* Begin Text to read *
In fact, in the instructions for an old scrabble set that my parents have, this method is specifically recommended. I can't remember all the cut-offs, but they say that a points-total of 700 or over represents an excellent game (presumably in the context of casual, home play).

Why is this an effective measure? If you add up the points on all the tiles in a scrabble set, there are a total of 187. So this is the absolute minimum total score achievable (in practice a bit higher, since it is impossible to avoid scoring some tiles twice when adding words to the board). Players use their skill to get "added value" out of their tiles. They can do this by the use of bonus squares, perhaps targeted specifically at their high-scoring tiles, by scoring letters more than once (e.g. adding an S to existing words on the board), and by getting 50-point bingo bonuses. In general, the greater the skill of the players, the more value they will be able to add to the base score of their tiles.
* End Text to read *
* Begin Record set *
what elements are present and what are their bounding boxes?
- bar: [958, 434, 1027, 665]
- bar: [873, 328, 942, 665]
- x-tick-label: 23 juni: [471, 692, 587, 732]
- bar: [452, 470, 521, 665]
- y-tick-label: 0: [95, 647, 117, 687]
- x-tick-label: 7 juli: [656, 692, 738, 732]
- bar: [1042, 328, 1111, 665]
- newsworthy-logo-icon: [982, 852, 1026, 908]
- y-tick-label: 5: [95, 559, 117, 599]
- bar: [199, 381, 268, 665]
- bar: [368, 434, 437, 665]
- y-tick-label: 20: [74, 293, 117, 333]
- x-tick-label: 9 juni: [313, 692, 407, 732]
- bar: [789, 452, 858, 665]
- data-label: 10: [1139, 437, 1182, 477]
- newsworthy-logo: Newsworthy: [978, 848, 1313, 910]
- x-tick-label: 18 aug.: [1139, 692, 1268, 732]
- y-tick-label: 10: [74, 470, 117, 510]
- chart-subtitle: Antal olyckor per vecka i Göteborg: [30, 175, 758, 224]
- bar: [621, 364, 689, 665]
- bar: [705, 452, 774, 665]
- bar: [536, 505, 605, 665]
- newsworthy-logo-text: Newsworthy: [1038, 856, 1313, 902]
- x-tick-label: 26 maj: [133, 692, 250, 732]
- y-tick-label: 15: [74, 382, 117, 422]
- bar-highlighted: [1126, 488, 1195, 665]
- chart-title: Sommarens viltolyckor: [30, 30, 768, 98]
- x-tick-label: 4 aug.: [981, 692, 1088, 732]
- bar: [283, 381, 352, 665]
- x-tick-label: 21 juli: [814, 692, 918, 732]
* End Record set *
Tasks to carry out =
**a.** In the passage on scrabble scoring, what is the total number of points on all the tiles in a scrabble set?
**b.** Pick up the passage on scrabble scoring after its final sentence and continue it.

In response =
**a.** 187

**b.**
As @TimLymington mentions, the measure is not perfect, since a good defensive player may be able to restrict their opponent's score. But in my experience this contributes only a small amount to the flow of high-standard games, since expert players are able to make good plays out of all but the worst situations. The more complex method described by @Ricky provides one way of, at least partially, taking this into account, but is clearly considerably more difficult to apply, and adding up a total score is a good approximation.

Note also that of the other possible measures that are suggested in the original question, most do in fact contribute to the final points score, and so are also useful, but coarser measures.